>> Begin RECORDED DATA

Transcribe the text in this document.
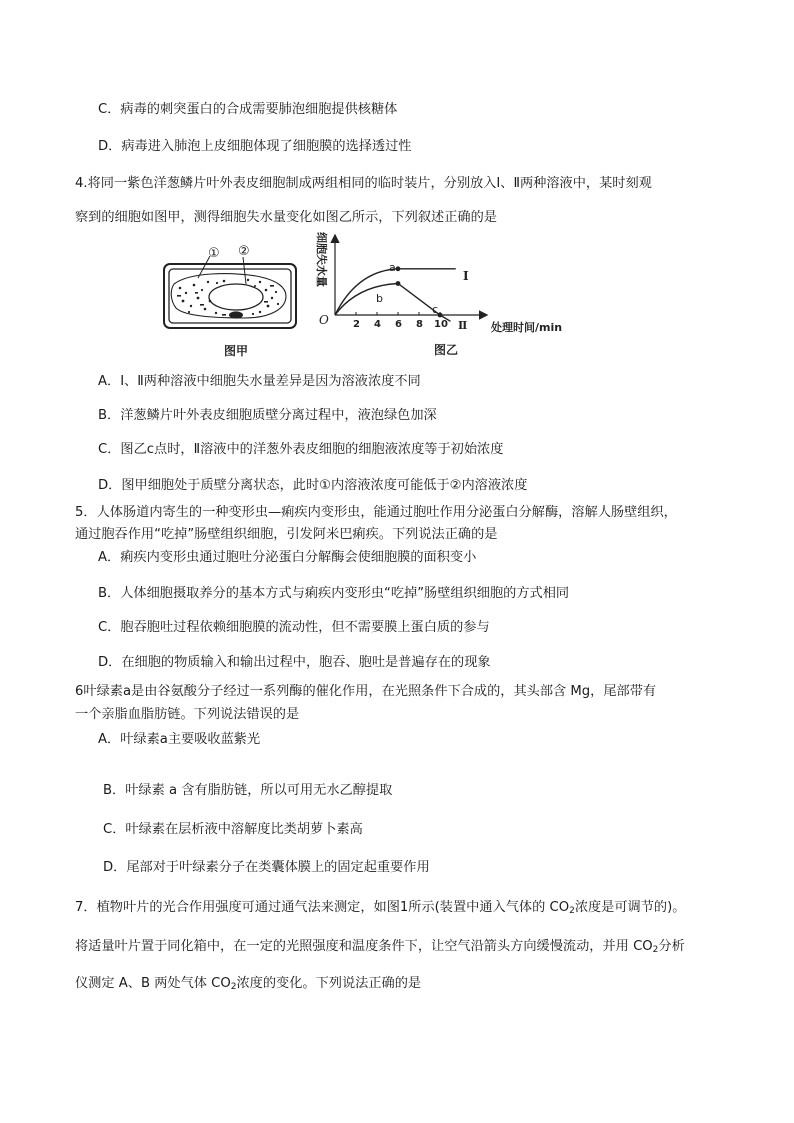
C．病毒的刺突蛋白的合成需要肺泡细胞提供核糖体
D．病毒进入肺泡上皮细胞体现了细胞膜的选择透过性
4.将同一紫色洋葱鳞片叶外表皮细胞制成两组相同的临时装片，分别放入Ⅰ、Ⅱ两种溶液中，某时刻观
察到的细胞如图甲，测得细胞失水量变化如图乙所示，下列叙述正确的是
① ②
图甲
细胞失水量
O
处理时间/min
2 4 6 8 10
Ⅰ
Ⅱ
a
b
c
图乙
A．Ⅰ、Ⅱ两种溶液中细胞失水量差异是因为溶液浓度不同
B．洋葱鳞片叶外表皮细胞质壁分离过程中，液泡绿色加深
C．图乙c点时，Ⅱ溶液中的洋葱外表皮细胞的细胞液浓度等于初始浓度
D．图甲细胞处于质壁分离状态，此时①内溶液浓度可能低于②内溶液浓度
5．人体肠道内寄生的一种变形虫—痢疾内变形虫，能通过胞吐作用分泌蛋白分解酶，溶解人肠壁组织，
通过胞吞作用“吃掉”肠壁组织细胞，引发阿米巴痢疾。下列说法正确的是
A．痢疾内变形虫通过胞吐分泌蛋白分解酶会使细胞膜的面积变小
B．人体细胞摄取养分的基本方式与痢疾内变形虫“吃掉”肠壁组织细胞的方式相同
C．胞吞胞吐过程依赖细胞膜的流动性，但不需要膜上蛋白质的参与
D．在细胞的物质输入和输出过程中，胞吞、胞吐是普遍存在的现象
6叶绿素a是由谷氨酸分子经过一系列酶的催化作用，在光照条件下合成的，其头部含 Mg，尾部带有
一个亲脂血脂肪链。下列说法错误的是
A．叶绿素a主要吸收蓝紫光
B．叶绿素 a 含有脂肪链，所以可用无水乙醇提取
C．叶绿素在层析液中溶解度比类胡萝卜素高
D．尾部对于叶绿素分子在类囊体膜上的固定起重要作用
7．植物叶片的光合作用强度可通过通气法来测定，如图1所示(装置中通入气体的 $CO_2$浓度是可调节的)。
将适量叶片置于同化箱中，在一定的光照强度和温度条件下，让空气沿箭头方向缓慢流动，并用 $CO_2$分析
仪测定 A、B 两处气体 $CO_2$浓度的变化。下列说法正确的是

>> End RECORDED DATA
>> Begin RECORDED DATA

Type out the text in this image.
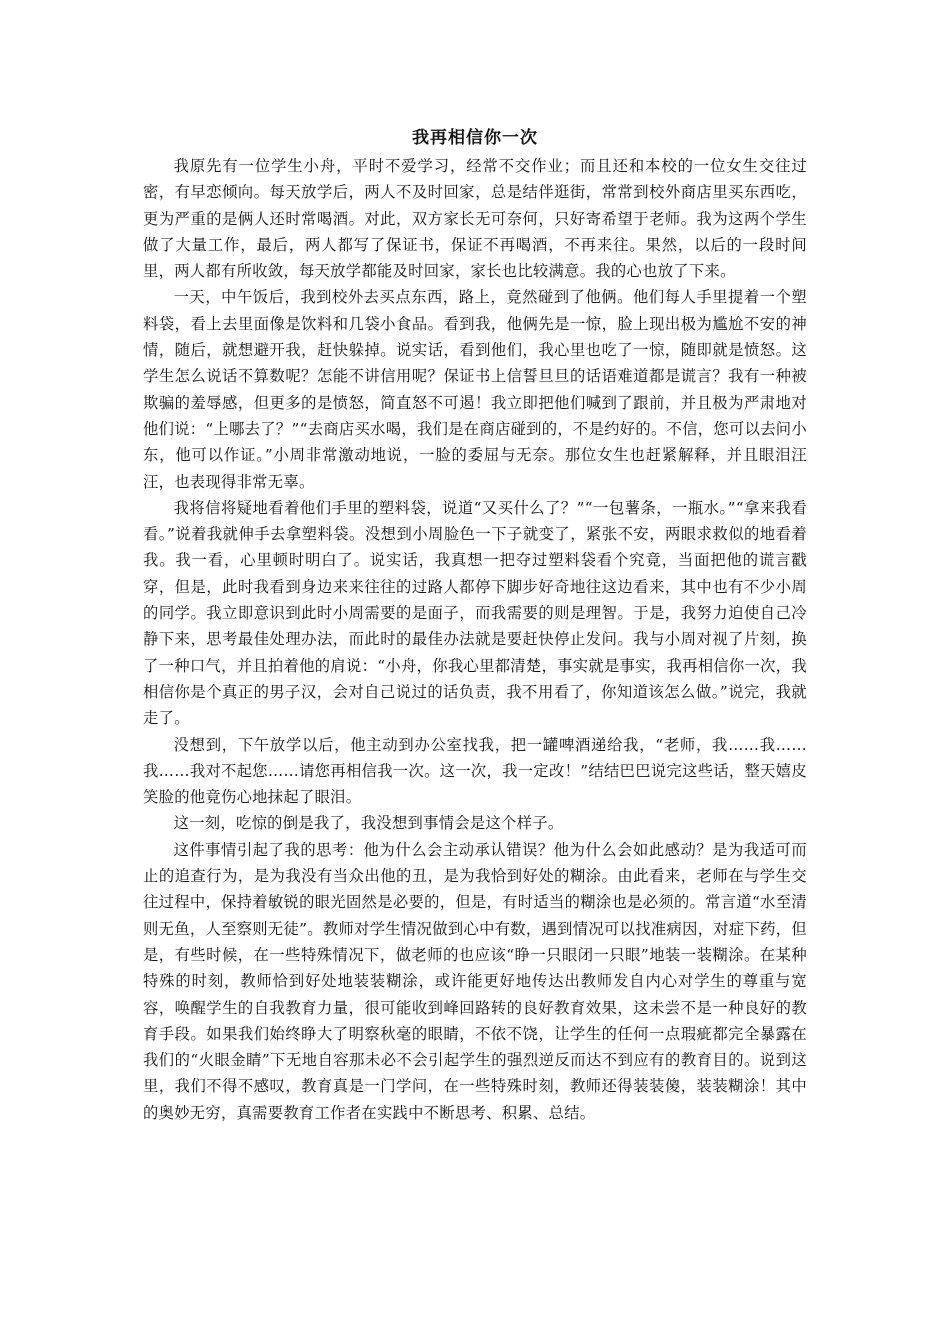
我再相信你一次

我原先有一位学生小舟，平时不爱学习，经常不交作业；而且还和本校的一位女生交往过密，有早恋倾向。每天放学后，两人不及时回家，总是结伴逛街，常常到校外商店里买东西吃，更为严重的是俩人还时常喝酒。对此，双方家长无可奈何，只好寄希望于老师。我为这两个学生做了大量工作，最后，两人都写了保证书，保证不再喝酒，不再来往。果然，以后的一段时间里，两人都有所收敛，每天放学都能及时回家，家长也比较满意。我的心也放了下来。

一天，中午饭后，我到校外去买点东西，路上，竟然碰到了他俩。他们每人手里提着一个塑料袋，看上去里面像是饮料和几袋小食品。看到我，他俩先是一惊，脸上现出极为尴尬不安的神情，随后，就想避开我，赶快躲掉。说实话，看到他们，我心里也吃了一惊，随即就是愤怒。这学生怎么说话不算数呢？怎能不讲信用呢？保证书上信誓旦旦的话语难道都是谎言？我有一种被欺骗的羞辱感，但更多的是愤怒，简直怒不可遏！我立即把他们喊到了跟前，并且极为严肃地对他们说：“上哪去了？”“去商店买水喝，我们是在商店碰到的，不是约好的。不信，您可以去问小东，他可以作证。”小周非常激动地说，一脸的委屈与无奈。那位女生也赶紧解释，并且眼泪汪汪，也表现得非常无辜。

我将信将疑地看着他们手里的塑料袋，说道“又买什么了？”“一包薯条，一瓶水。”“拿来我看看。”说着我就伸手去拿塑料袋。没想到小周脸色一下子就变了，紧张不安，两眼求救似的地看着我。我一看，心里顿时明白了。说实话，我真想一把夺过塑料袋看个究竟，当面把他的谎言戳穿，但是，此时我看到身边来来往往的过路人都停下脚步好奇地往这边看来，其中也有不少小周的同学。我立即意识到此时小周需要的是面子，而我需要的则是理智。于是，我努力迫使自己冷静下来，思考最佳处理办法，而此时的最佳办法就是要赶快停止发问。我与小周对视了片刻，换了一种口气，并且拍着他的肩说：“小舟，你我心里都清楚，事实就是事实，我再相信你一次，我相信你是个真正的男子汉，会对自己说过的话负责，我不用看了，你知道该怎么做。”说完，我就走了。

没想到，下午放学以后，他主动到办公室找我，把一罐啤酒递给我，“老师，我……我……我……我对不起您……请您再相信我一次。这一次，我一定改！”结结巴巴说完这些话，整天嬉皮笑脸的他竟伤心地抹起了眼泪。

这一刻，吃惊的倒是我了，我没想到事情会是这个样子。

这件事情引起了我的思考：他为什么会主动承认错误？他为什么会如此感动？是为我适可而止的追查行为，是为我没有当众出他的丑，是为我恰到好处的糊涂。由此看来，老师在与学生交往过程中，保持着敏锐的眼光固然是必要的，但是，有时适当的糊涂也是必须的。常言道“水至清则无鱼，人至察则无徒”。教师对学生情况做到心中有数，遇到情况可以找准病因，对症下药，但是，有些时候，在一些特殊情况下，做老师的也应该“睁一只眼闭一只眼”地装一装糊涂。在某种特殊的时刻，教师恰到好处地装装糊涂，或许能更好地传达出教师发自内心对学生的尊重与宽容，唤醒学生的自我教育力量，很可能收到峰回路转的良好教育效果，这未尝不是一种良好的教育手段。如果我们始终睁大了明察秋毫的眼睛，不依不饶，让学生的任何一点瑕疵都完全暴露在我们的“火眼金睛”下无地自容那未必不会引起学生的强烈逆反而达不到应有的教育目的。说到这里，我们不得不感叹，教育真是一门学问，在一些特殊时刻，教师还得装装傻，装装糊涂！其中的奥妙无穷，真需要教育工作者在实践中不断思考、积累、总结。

>> End RECORDED DATA
>> Begin RECORDED DATA

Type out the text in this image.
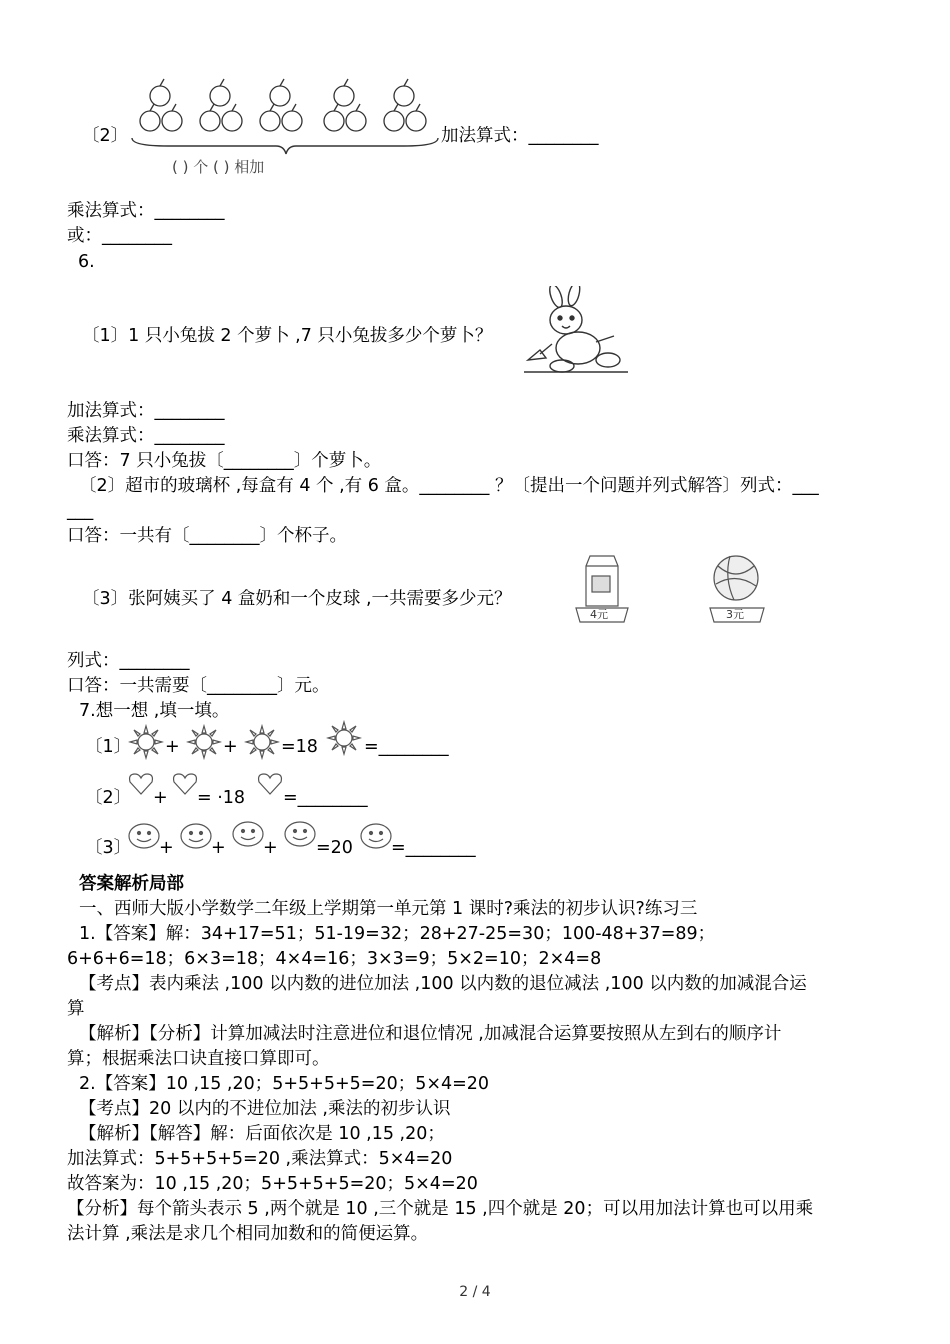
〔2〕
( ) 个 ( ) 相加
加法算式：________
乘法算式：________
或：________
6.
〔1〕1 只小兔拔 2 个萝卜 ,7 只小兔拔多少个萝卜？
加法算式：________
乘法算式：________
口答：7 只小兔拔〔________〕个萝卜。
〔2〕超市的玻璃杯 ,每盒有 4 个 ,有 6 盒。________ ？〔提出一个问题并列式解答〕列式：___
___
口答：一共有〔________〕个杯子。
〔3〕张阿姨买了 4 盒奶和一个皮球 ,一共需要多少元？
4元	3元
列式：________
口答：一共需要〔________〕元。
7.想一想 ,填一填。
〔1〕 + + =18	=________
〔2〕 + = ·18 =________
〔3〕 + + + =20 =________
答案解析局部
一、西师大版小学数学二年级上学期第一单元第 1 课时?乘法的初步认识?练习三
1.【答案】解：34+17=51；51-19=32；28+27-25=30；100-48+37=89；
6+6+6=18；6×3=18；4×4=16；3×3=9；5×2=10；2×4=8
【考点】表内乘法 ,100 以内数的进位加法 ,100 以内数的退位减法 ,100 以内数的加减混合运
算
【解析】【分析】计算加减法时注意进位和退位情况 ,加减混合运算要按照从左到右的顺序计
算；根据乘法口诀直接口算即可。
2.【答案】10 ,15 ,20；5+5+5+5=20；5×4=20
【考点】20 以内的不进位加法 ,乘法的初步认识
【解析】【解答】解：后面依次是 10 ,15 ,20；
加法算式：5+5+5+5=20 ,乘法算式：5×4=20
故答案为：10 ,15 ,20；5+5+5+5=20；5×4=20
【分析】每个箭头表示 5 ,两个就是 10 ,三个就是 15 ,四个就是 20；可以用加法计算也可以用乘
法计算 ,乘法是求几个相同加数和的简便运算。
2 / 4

>> End RECORDED DATA

## STATED PROBLEM
Which lines of the data above contain "下列说法正确的是"? Copy each one.

## RESPONSE BELOW
通过胞吞作用“吃掉”肠壁组织细胞，引发阿米巴痢疾。下列说法正确的是
仪测定 A、B 两处气体 $CO_2$浓度的变化。下列说法正确的是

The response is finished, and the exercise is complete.